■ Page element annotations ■

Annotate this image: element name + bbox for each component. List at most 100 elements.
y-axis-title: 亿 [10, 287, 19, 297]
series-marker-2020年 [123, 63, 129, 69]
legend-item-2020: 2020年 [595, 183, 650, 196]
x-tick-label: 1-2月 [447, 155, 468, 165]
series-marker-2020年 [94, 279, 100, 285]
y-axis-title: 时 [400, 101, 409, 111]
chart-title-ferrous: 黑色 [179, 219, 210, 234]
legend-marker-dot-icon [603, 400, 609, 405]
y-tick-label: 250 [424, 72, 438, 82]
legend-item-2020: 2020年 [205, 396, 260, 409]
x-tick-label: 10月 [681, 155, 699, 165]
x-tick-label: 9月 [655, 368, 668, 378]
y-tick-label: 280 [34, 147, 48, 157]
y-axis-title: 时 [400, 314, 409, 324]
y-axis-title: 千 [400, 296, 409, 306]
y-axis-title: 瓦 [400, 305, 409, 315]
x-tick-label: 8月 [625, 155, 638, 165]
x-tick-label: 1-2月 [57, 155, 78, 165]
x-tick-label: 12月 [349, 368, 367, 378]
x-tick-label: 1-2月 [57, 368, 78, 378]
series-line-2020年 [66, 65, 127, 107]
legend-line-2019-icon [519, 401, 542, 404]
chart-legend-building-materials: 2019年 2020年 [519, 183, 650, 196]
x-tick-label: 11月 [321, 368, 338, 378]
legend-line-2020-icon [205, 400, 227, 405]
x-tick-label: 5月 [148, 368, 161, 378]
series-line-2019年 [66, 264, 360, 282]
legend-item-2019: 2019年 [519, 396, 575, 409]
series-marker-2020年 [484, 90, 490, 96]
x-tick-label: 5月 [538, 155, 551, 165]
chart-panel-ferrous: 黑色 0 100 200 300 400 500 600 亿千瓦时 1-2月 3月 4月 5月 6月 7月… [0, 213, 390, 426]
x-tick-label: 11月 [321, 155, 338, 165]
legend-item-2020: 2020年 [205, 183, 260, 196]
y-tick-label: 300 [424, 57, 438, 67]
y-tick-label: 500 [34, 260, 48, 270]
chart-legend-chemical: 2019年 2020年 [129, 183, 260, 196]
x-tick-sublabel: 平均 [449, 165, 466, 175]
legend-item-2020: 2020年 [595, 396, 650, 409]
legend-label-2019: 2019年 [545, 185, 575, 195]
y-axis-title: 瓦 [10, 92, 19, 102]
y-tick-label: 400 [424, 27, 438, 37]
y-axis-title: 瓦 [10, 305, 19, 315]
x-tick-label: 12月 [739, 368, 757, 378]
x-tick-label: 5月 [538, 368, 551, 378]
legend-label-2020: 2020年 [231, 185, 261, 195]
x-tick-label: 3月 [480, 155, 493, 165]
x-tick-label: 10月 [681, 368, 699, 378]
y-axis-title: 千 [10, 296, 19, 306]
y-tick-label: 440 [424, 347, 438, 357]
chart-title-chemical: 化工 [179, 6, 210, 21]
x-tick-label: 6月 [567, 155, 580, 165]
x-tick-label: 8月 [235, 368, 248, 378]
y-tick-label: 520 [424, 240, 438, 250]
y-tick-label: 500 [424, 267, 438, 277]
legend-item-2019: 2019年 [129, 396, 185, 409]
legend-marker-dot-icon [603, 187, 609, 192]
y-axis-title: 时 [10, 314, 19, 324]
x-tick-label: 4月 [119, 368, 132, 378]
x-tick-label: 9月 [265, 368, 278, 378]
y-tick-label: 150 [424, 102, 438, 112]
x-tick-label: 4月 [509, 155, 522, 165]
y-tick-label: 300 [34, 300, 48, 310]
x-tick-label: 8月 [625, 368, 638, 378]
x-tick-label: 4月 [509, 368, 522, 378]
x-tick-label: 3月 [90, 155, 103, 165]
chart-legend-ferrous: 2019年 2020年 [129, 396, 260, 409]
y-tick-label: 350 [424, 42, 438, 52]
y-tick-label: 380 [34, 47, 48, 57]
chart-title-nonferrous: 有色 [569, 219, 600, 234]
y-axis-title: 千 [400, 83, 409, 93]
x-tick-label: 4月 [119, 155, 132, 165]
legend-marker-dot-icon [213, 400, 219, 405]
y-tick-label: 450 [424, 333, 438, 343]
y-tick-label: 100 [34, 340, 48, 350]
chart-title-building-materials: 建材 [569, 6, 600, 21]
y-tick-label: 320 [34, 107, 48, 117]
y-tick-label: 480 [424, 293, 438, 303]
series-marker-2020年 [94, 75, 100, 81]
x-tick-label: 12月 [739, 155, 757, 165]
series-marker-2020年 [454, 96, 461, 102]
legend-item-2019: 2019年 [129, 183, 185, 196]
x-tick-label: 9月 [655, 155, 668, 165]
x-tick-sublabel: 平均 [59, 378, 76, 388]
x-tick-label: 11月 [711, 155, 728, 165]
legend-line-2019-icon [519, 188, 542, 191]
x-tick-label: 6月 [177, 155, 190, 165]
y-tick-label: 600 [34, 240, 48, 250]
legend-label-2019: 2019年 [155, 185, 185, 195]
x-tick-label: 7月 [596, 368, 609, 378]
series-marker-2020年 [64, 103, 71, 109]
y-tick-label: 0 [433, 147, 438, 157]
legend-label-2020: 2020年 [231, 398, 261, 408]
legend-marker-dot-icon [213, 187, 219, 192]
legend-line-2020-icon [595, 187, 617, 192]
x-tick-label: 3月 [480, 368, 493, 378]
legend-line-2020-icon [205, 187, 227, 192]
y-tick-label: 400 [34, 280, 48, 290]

■ Goal of the exercise ■
Reproduce the material above line for line, without changing a single character.

■ Output of the exercise ■
Annotate this image: element name + bbox for each component. List at most 100 elements.
y-axis-title: 亿 [10, 287, 19, 297]
series-marker-2020年 [123, 63, 129, 69]
legend-item-2020: 2020年 [595, 183, 650, 196]
x-tick-label: 1-2月 [447, 155, 468, 165]
series-marker-2020年 [94, 279, 100, 285]
y-axis-title: 时 [400, 101, 409, 111]
chart-title-ferrous: 黑色 [179, 219, 210, 234]
legend-marker-dot-icon [603, 400, 609, 405]
y-tick-label: 250 [424, 72, 438, 82]
legend-item-2020: 2020年 [205, 396, 260, 409]
x-tick-label: 10月 [681, 155, 699, 165]
x-tick-label: 9月 [655, 368, 668, 378]
y-tick-label: 280 [34, 147, 48, 157]
y-axis-title: 时 [400, 314, 409, 324]
y-axis-title: 千 [400, 296, 409, 306]
y-axis-title: 瓦 [400, 305, 409, 315]
x-tick-label: 8月 [625, 155, 638, 165]
x-tick-label: 1-2月 [57, 155, 78, 165]
x-tick-label: 12月 [349, 368, 367, 378]
x-tick-label: 1-2月 [57, 368, 78, 378]
series-line-2020年 [66, 65, 127, 107]
legend-line-2019-icon [519, 401, 542, 404]
chart-legend-building-materials: 2019年 2020年 [519, 183, 650, 196]
x-tick-label: 11月 [321, 368, 338, 378]
legend-line-2020-icon [205, 400, 227, 405]
x-tick-label: 5月 [148, 368, 161, 378]
series-line-2019年 [66, 264, 360, 282]
legend-item-2019: 2019年 [519, 396, 575, 409]
series-marker-2020年 [484, 90, 490, 96]
x-tick-label: 5月 [538, 155, 551, 165]
chart-panel-ferrous: 黑色 0 100 200 300 400 500 600 亿千瓦时 1-2月 3月 4月 5月 6月 7月… [0, 213, 390, 426]
x-tick-label: 11月 [321, 155, 338, 165]
legend-item-2020: 2020年 [205, 183, 260, 196]
y-tick-label: 300 [424, 57, 438, 67]
y-tick-label: 500 [34, 260, 48, 270]
chart-legend-chemical: 2019年 2020年 [129, 183, 260, 196]
x-tick-sublabel: 平均 [449, 165, 466, 175]
legend-item-2020: 2020年 [595, 396, 650, 409]
legend-label-2019: 2019年 [545, 185, 575, 195]
y-axis-title: 瓦 [10, 92, 19, 102]
y-tick-label: 400 [424, 27, 438, 37]
y-axis-title: 瓦 [10, 305, 19, 315]
x-tick-label: 12月 [739, 368, 757, 378]
x-tick-label: 5月 [538, 368, 551, 378]
legend-label-2020: 2020年 [231, 185, 261, 195]
x-tick-label: 3月 [480, 155, 493, 165]
x-tick-label: 10月 [681, 368, 699, 378]
y-axis-title: 千 [10, 296, 19, 306]
y-tick-label: 440 [424, 347, 438, 357]
chart-title-chemical: 化工 [179, 6, 210, 21]
x-tick-label: 6月 [567, 155, 580, 165]
x-tick-label: 8月 [235, 368, 248, 378]
y-tick-label: 520 [424, 240, 438, 250]
y-tick-label: 500 [424, 267, 438, 277]
legend-item-2019: 2019年 [129, 396, 185, 409]
legend-marker-dot-icon [603, 187, 609, 192]
y-axis-title: 时 [10, 314, 19, 324]
x-tick-label: 4月 [119, 368, 132, 378]
x-tick-label: 9月 [265, 368, 278, 378]
y-tick-label: 150 [424, 102, 438, 112]
x-tick-label: 4月 [509, 155, 522, 165]
y-tick-label: 300 [34, 300, 48, 310]
x-tick-label: 8月 [625, 368, 638, 378]
x-tick-label: 4月 [509, 368, 522, 378]
x-tick-label: 3月 [90, 155, 103, 165]
chart-legend-ferrous: 2019年 2020年 [129, 396, 260, 409]
y-tick-label: 350 [424, 42, 438, 52]
y-tick-label: 380 [34, 47, 48, 57]
chart-title-nonferrous: 有色 [569, 219, 600, 234]
y-axis-title: 千 [400, 83, 409, 93]
x-tick-label: 4月 [119, 155, 132, 165]
legend-marker-dot-icon [213, 400, 219, 405]
y-tick-label: 450 [424, 333, 438, 343]
y-tick-label: 100 [34, 340, 48, 350]
chart-title-building-materials: 建材 [569, 6, 600, 21]
y-tick-label: 320 [34, 107, 48, 117]
y-tick-label: 480 [424, 293, 438, 303]
series-marker-2020年 [94, 75, 100, 81]
x-tick-label: 12月 [739, 155, 757, 165]
series-marker-2020年 [454, 96, 461, 102]
legend-item-2019: 2019年 [129, 183, 185, 196]
x-tick-label: 9月 [655, 155, 668, 165]
x-tick-sublabel: 平均 [59, 378, 76, 388]
x-tick-label: 11月 [711, 155, 728, 165]
legend-line-2019-icon [519, 188, 542, 191]
x-tick-label: 6月 [177, 155, 190, 165]
y-tick-label: 600 [34, 240, 48, 250]
legend-label-2019: 2019年 [155, 185, 185, 195]
x-tick-label: 7月 [596, 368, 609, 378]
series-marker-2020年 [64, 103, 71, 109]
y-tick-label: 0 [433, 147, 438, 157]
legend-label-2020: 2020年 [231, 398, 261, 408]
legend-marker-dot-icon [213, 187, 219, 192]
legend-line-2020-icon [595, 187, 617, 192]
x-tick-label: 3月 [480, 368, 493, 378]
legend-line-2020-icon [205, 187, 227, 192]
y-tick-label: 400 [34, 280, 48, 290]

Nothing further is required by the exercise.